| Input material |
* BEGIN *
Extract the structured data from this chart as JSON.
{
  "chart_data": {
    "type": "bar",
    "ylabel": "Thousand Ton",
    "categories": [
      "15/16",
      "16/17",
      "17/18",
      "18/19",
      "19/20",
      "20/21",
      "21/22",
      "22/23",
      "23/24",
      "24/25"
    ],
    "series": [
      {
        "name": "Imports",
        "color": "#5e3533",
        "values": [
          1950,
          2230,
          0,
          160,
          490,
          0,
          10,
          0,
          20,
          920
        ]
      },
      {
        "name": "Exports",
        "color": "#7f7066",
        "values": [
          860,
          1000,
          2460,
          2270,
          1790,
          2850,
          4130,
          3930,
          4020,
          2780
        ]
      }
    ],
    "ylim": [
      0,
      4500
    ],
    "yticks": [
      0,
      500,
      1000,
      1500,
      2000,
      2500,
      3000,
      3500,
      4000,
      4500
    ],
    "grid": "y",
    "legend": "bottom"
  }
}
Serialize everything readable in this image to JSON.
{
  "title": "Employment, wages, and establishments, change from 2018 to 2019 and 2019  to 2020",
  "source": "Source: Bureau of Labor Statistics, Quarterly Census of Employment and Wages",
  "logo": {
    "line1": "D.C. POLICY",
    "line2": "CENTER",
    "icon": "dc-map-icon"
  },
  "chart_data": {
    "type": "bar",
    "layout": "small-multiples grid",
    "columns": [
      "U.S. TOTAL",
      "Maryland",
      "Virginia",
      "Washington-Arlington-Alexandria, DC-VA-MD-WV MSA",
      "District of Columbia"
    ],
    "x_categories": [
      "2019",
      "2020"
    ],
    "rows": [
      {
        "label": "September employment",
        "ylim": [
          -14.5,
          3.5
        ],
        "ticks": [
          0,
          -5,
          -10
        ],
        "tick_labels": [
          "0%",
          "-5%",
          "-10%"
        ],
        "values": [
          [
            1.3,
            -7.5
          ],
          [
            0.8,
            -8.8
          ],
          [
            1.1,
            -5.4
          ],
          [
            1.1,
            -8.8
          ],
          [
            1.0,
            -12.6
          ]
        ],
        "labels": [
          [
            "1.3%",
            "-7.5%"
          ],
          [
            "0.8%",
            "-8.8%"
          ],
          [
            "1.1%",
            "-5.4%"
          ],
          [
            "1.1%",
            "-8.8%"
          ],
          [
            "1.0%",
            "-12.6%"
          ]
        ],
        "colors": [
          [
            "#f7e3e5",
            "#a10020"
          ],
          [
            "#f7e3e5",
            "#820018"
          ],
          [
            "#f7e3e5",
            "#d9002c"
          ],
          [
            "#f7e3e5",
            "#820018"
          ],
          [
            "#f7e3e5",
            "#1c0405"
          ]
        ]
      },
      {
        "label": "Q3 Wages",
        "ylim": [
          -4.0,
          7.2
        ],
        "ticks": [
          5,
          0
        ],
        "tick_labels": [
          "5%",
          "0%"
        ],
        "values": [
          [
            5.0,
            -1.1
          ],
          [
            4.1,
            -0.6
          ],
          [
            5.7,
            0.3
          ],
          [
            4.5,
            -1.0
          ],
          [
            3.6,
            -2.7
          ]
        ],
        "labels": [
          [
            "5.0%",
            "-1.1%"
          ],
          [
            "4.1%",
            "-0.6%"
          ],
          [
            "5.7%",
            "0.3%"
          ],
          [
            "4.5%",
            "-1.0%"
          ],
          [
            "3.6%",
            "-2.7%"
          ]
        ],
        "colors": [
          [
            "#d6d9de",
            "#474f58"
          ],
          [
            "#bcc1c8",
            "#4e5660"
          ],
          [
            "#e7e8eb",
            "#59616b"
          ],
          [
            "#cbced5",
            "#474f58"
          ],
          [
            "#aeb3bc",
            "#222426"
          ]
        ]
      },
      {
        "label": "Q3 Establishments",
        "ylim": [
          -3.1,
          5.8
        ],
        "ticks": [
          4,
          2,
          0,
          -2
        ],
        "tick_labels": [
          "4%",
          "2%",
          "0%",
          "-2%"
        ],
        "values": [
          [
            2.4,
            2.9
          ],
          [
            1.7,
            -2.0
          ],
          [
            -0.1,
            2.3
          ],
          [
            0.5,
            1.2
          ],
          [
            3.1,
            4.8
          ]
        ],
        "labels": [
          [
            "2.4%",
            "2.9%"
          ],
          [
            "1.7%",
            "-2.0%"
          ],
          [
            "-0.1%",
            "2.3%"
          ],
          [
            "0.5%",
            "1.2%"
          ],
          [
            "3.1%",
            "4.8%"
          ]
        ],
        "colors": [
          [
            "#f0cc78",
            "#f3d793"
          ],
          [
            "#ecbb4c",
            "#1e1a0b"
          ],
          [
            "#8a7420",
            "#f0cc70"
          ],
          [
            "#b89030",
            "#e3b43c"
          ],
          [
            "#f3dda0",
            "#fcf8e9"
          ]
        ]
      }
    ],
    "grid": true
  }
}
* END *
| What to work on |
Sift the material for lines with the string "this". Copy each one found.

| Result |
Extract the structured data from this chart as JSON.
Serialize everything readable in this image to JSON.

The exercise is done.